**REQUIRED TASK**
Using the records below, count the lines with "name" in them. Give the number only.

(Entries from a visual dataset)

>>

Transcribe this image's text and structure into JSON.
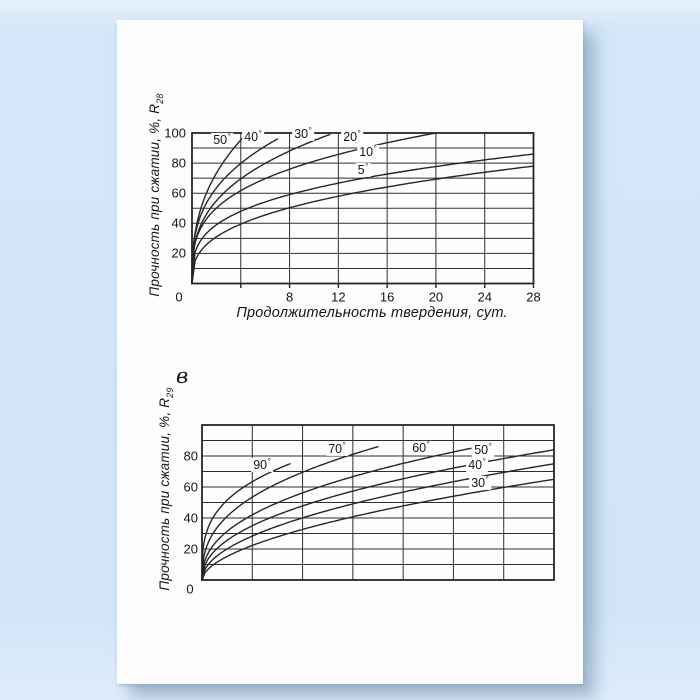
{
  "corner_label": "в",
  "colors": {
    "background": "#d3e6f8",
    "page": "#fefefe",
    "ink": "#161616",
    "line": "#262626",
    "grid": "#2e2e2e"
  },
  "chart_data": [
    {
      "type": "line",
      "title": "",
      "ylabel_main": "Прочность при сжатии, %, R",
      "ylabel_sub": "28",
      "xlabel": "Продолжительность твердения, сут.",
      "xlim": [
        0,
        28
      ],
      "ylim": [
        0,
        100
      ],
      "grid": true,
      "x_grid_step": 4,
      "y_grid_step": 10,
      "origin_label": "0",
      "x_ticks": [
        8,
        12,
        16,
        20,
        24,
        28
      ],
      "x_tick_labels": [
        "8",
        "12",
        "16",
        "20",
        "24",
        "28"
      ],
      "y_ticks": [
        100,
        80,
        60,
        40,
        20
      ],
      "y_tick_labels": [
        "100",
        "80",
        "60",
        "40",
        "20"
      ],
      "legend_position": "inline-curve-labels",
      "series": [
        {
          "name": "50°",
          "label": "50",
          "fit": {
            "end_day": 4.3,
            "end_pct": 98,
            "p": 0.38
          },
          "x": [
            0,
            1,
            2,
            3,
            4.3
          ],
          "y": [
            0,
            56,
            73,
            86,
            98
          ]
        },
        {
          "name": "40°",
          "label": "40",
          "fit": {
            "end_day": 7,
            "end_pct": 96,
            "p": 0.33
          },
          "x": [
            0,
            1,
            2,
            4,
            7
          ],
          "y": [
            0,
            50,
            64,
            80,
            96
          ]
        },
        {
          "name": "30°",
          "label": "30",
          "fit": {
            "end_day": 11.3,
            "end_pct": 99,
            "p": 0.34
          },
          "x": [
            0,
            1,
            2,
            4,
            8,
            11.3
          ],
          "y": [
            0,
            43,
            55,
            70,
            88,
            99
          ]
        },
        {
          "name": "20°",
          "label": "20",
          "fit": {
            "end_day": 20,
            "end_pct": 100,
            "p": 0.3
          },
          "x": [
            0,
            1,
            2,
            4,
            8,
            12,
            16,
            20
          ],
          "y": [
            0,
            41,
            50,
            62,
            76,
            86,
            93,
            100
          ]
        },
        {
          "name": "10°",
          "label": "10",
          "fit": {
            "end_day": 28,
            "end_pct": 86,
            "p": 0.3
          },
          "x": [
            0,
            2,
            4,
            8,
            12,
            16,
            20,
            24,
            28
          ],
          "y": [
            0,
            39,
            48,
            59,
            67,
            73,
            77,
            82,
            86
          ]
        },
        {
          "name": "5°",
          "label": "5",
          "fit": {
            "end_day": 28,
            "end_pct": 78,
            "p": 0.35
          },
          "x": [
            0,
            2,
            4,
            8,
            12,
            16,
            20,
            24,
            28
          ],
          "y": [
            0,
            31,
            39,
            50,
            58,
            64,
            69,
            73,
            78
          ]
        }
      ]
    },
    {
      "type": "line",
      "title": "в",
      "ylabel_main": "Прочность при сжатии, %, R",
      "ylabel_sub": "29",
      "xlabel": "",
      "xlim": [
        0,
        28
      ],
      "ylim": [
        0,
        100
      ],
      "grid": true,
      "x_grid_step": 4,
      "y_grid_step": 10,
      "origin_label": "0",
      "x_ticks": [],
      "x_tick_labels": [],
      "y_ticks": [
        80,
        60,
        40,
        20
      ],
      "y_tick_labels": [
        "80",
        "60",
        "40",
        "20"
      ],
      "legend_position": "inline-curve-labels",
      "series": [
        {
          "name": "90°",
          "label": "90",
          "fit": {
            "end_day": 7,
            "end_pct": 75,
            "p": 0.3
          },
          "x": [
            0,
            1,
            2,
            4,
            7
          ],
          "y": [
            0,
            42,
            52,
            63,
            75
          ]
        },
        {
          "name": "70°",
          "label": "70",
          "fit": {
            "end_day": 14,
            "end_pct": 86,
            "p": 0.38
          },
          "x": [
            0,
            1,
            2,
            4,
            8,
            12,
            14
          ],
          "y": [
            0,
            31,
            41,
            53,
            69,
            81,
            86
          ]
        },
        {
          "name": "60°",
          "label": "60",
          "fit": {
            "end_day": 21.4,
            "end_pct": 85,
            "p": 0.42
          },
          "x": [
            0,
            1,
            2,
            4,
            8,
            12,
            16,
            21.4
          ],
          "y": [
            0,
            23,
            31,
            42,
            56,
            66,
            75,
            85
          ]
        },
        {
          "name": "50°",
          "label": "50",
          "fit": {
            "end_day": 28,
            "end_pct": 84,
            "p": 0.45
          },
          "x": [
            0,
            2,
            4,
            8,
            12,
            16,
            20,
            24,
            28
          ],
          "y": [
            0,
            26,
            35,
            48,
            58,
            65,
            72,
            78,
            84
          ]
        },
        {
          "name": "40°",
          "label": "40",
          "fit": {
            "end_day": 28,
            "end_pct": 75,
            "p": 0.5
          },
          "x": [
            0,
            2,
            4,
            8,
            12,
            16,
            20,
            24,
            28
          ],
          "y": [
            0,
            20,
            28,
            40,
            49,
            57,
            63,
            69,
            75
          ]
        },
        {
          "name": "30°",
          "label": "30",
          "fit": {
            "end_day": 28,
            "end_pct": 65,
            "p": 0.55
          },
          "x": [
            0,
            2,
            4,
            8,
            12,
            16,
            20,
            24,
            28
          ],
          "y": [
            0,
            15,
            22,
            33,
            41,
            48,
            54,
            60,
            65
          ]
        }
      ]
    }
  ]
}
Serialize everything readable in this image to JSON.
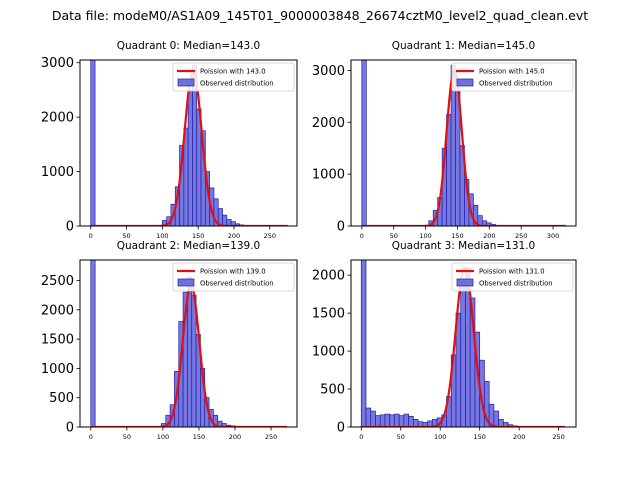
{
  "figure_title": "Data file: modeM0/AS1A09_145T01_9000003848_26674cztM0_level2_quad_clean.evt",
  "colors": {
    "bar_fill": "#7070e0",
    "bar_edge": "#2020a0",
    "curve": "#e01010",
    "axes": "#000000"
  },
  "chart_data": [
    {
      "type": "bar",
      "title": "Quadrant 0: Median=143.0",
      "legend": [
        "Poission with 143.0",
        "Observed distribution"
      ],
      "legend_position": "top-right",
      "xlim": [
        -15,
        288
      ],
      "ylim": [
        0,
        3050
      ],
      "xticks": [
        0,
        50,
        100,
        150,
        200,
        250
      ],
      "yticks": [
        0,
        1000,
        2000,
        3000
      ],
      "bin_width": 6,
      "bins": [
        [
          0,
          3050
        ],
        [
          100,
          100
        ],
        [
          106,
          170
        ],
        [
          112,
          400
        ],
        [
          118,
          720
        ],
        [
          124,
          1480
        ],
        [
          130,
          1800
        ],
        [
          136,
          2500
        ],
        [
          142,
          2950
        ],
        [
          148,
          2150
        ],
        [
          154,
          1750
        ],
        [
          160,
          1000
        ],
        [
          166,
          700
        ],
        [
          172,
          500
        ],
        [
          178,
          320
        ],
        [
          184,
          200
        ],
        [
          190,
          120
        ],
        [
          196,
          80
        ],
        [
          202,
          40
        ],
        [
          208,
          20
        ]
      ],
      "poisson": {
        "mean": 143,
        "peak": 2850,
        "sigma": 12,
        "x_range": [
          0,
          275
        ]
      }
    },
    {
      "type": "bar",
      "title": "Quadrant 1: Median=145.0",
      "legend": [
        "Poission with 145.0",
        "Observed distribution"
      ],
      "legend_position": "top-right",
      "xlim": [
        -17,
        336
      ],
      "ylim": [
        0,
        3200
      ],
      "xticks": [
        0,
        50,
        100,
        150,
        200,
        250,
        300
      ],
      "yticks": [
        0,
        1000,
        2000,
        3000
      ],
      "bin_width": 7,
      "bins": [
        [
          0,
          3200
        ],
        [
          105,
          100
        ],
        [
          112,
          300
        ],
        [
          119,
          550
        ],
        [
          126,
          1500
        ],
        [
          133,
          2150
        ],
        [
          140,
          3100
        ],
        [
          147,
          2600
        ],
        [
          154,
          1550
        ],
        [
          161,
          900
        ],
        [
          168,
          620
        ],
        [
          175,
          400
        ],
        [
          182,
          200
        ],
        [
          189,
          100
        ],
        [
          196,
          60
        ],
        [
          203,
          30
        ]
      ],
      "poisson": {
        "mean": 145,
        "peak": 3000,
        "sigma": 12,
        "x_range": [
          0,
          320
        ]
      }
    },
    {
      "type": "bar",
      "title": "Quadrant 2: Median=139.0",
      "legend": [
        "Poission with 139.0",
        "Observed distribution"
      ],
      "legend_position": "top-right",
      "xlim": [
        -15,
        286
      ],
      "ylim": [
        0,
        2850
      ],
      "xticks": [
        0,
        50,
        100,
        150,
        200,
        250
      ],
      "yticks": [
        0,
        500,
        1000,
        1500,
        2000,
        2500
      ],
      "bin_width": 6,
      "bins": [
        [
          0,
          2850
        ],
        [
          98,
          60
        ],
        [
          104,
          200
        ],
        [
          110,
          380
        ],
        [
          116,
          950
        ],
        [
          122,
          1800
        ],
        [
          128,
          2300
        ],
        [
          134,
          2560
        ],
        [
          140,
          2250
        ],
        [
          146,
          1580
        ],
        [
          152,
          1000
        ],
        [
          158,
          500
        ],
        [
          164,
          300
        ],
        [
          170,
          200
        ],
        [
          176,
          100
        ],
        [
          182,
          60
        ],
        [
          188,
          30
        ],
        [
          194,
          20
        ]
      ],
      "poisson": {
        "mean": 139,
        "peak": 2420,
        "sigma": 11.5,
        "x_range": [
          0,
          272
        ]
      }
    },
    {
      "type": "bar",
      "title": "Quadrant 3: Median=131.0",
      "legend": [
        "Poission with 131.0",
        "Observed distribution"
      ],
      "legend_position": "top-right",
      "xlim": [
        -13,
        272
      ],
      "ylim": [
        0,
        2200
      ],
      "xticks": [
        0,
        50,
        100,
        150,
        200,
        250
      ],
      "yticks": [
        0,
        500,
        1000,
        1500,
        2000
      ],
      "bin_width": 6,
      "bins": [
        [
          0,
          2200
        ],
        [
          6,
          250
        ],
        [
          12,
          210
        ],
        [
          18,
          150
        ],
        [
          24,
          160
        ],
        [
          30,
          170
        ],
        [
          36,
          160
        ],
        [
          42,
          170
        ],
        [
          48,
          150
        ],
        [
          54,
          170
        ],
        [
          60,
          140
        ],
        [
          66,
          100
        ],
        [
          72,
          70
        ],
        [
          78,
          60
        ],
        [
          84,
          80
        ],
        [
          90,
          100
        ],
        [
          96,
          120
        ],
        [
          102,
          160
        ],
        [
          108,
          400
        ],
        [
          114,
          950
        ],
        [
          120,
          1500
        ],
        [
          126,
          1900
        ],
        [
          132,
          2100
        ],
        [
          138,
          1700
        ],
        [
          144,
          1250
        ],
        [
          150,
          880
        ],
        [
          156,
          600
        ],
        [
          162,
          300
        ],
        [
          168,
          210
        ],
        [
          174,
          100
        ],
        [
          180,
          60
        ],
        [
          186,
          30
        ],
        [
          192,
          15
        ]
      ],
      "poisson": {
        "mean": 131,
        "peak": 2100,
        "sigma": 11.4,
        "x_range": [
          0,
          258
        ]
      }
    }
  ]
}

<<

**ANSWER TO THIS EXERCISE**
12